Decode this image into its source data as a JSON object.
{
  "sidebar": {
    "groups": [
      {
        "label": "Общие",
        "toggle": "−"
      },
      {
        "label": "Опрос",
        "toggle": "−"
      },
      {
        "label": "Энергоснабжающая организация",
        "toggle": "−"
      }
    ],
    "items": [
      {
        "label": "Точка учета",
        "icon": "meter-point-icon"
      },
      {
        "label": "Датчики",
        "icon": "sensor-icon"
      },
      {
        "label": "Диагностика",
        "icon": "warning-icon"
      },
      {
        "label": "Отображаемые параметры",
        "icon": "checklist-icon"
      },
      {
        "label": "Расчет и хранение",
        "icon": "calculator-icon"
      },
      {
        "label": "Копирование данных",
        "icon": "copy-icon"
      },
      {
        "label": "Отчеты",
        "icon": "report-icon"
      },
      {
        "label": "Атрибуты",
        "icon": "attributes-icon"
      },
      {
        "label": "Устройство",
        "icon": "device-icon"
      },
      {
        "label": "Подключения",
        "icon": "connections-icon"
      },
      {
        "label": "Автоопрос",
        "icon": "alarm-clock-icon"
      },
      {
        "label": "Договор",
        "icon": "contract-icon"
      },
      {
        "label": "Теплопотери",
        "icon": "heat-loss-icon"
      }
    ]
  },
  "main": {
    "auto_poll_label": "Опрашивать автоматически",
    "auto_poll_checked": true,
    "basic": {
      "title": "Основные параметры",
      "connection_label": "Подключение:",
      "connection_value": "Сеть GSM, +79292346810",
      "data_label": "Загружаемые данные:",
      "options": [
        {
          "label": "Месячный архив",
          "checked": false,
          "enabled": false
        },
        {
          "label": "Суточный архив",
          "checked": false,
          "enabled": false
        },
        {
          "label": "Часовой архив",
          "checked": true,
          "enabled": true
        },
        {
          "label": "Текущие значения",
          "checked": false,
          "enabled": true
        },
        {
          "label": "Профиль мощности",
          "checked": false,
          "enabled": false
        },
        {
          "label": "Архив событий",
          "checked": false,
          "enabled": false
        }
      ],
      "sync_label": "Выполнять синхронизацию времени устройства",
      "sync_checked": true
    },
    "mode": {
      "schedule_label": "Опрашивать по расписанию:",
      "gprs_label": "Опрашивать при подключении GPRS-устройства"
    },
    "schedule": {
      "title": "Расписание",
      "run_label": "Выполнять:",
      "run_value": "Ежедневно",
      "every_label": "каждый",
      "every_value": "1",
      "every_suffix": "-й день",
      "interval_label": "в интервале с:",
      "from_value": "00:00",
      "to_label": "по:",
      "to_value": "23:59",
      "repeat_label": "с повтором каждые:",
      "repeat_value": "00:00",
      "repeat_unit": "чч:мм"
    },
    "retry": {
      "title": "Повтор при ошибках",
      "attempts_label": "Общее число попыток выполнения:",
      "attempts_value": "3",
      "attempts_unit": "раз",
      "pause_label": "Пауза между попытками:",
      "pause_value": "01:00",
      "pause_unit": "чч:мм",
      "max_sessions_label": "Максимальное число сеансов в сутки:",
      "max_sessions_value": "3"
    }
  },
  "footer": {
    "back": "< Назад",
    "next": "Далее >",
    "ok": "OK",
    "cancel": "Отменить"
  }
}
☆ ☆ ☆
*Problem:*
Using the material above, print every entry exactly as written.

*Final result:*
Decode this image into its source data as a JSON object.
{
  "sidebar": {
    "groups": [
      {
        "label": "Общие",
        "toggle": "−"
      },
      {
        "label": "Опрос",
        "toggle": "−"
      },
      {
        "label": "Энергоснабжающая организация",
        "toggle": "−"
      }
    ],
    "items": [
      {
        "label": "Точка учета",
        "icon": "meter-point-icon"
      },
      {
        "label": "Датчики",
        "icon": "sensor-icon"
      },
      {
        "label": "Диагностика",
        "icon": "warning-icon"
      },
      {
        "label": "Отображаемые параметры",
        "icon": "checklist-icon"
      },
      {
        "label": "Расчет и хранение",
        "icon": "calculator-icon"
      },
      {
        "label": "Копирование данных",
        "icon": "copy-icon"
      },
      {
        "label": "Отчеты",
        "icon": "report-icon"
      },
      {
        "label": "Атрибуты",
        "icon": "attributes-icon"
      },
      {
        "label": "Устройство",
        "icon": "device-icon"
      },
      {
        "label": "Подключения",
        "icon": "connections-icon"
      },
      {
        "label": "Автоопрос",
        "icon": "alarm-clock-icon"
      },
      {
        "label": "Договор",
        "icon": "contract-icon"
      },
      {
        "label": "Теплопотери",
        "icon": "heat-loss-icon"
      }
    ]
  },
  "main": {
    "auto_poll_label": "Опрашивать автоматически",
    "auto_poll_checked": true,
    "basic": {
      "title": "Основные параметры",
      "connection_label": "Подключение:",
      "connection_value": "Сеть GSM, +79292346810",
      "data_label": "Загружаемые данные:",
      "options": [
        {
          "label": "Месячный архив",
          "checked": false,
          "enabled": false
        },
        {
          "label": "Суточный архив",
          "checked": false,
          "enabled": false
        },
        {
          "label": "Часовой архив",
          "checked": true,
          "enabled": true
        },
        {
          "label": "Текущие значения",
          "checked": false,
          "enabled": true
        },
        {
          "label": "Профиль мощности",
          "checked": false,
          "enabled": false
        },
        {
          "label": "Архив событий",
          "checked": false,
          "enabled": false
        }
      ],
      "sync_label": "Выполнять синхронизацию времени устройства",
      "sync_checked": true
    },
    "mode": {
      "schedule_label": "Опрашивать по расписанию:",
      "gprs_label": "Опрашивать при подключении GPRS-устройства"
    },
    "schedule": {
      "title": "Расписание",
      "run_label": "Выполнять:",
      "run_value": "Ежедневно",
      "every_label": "каждый",
      "every_value": "1",
      "every_suffix": "-й день",
      "interval_label": "в интервале с:",
      "from_value": "00:00",
      "to_label": "по:",
      "to_value": "23:59",
      "repeat_label": "с повтором каждые:",
      "repeat_value": "00:00",
      "repeat_unit": "чч:мм"
    },
    "retry": {
      "title": "Повтор при ошибках",
      "attempts_label": "Общее число попыток выполнения:",
      "attempts_value": "3",
      "attempts_unit": "раз",
      "pause_label": "Пауза между попытками:",
      "pause_value": "01:00",
      "pause_unit": "чч:мм",
      "max_sessions_label": "Максимальное число сеансов в сутки:",
      "max_sessions_value": "3"
    }
  },
  "footer": {
    "back": "< Назад",
    "next": "Далее >",
    "ok": "OK",
    "cancel": "Отменить"
  }
}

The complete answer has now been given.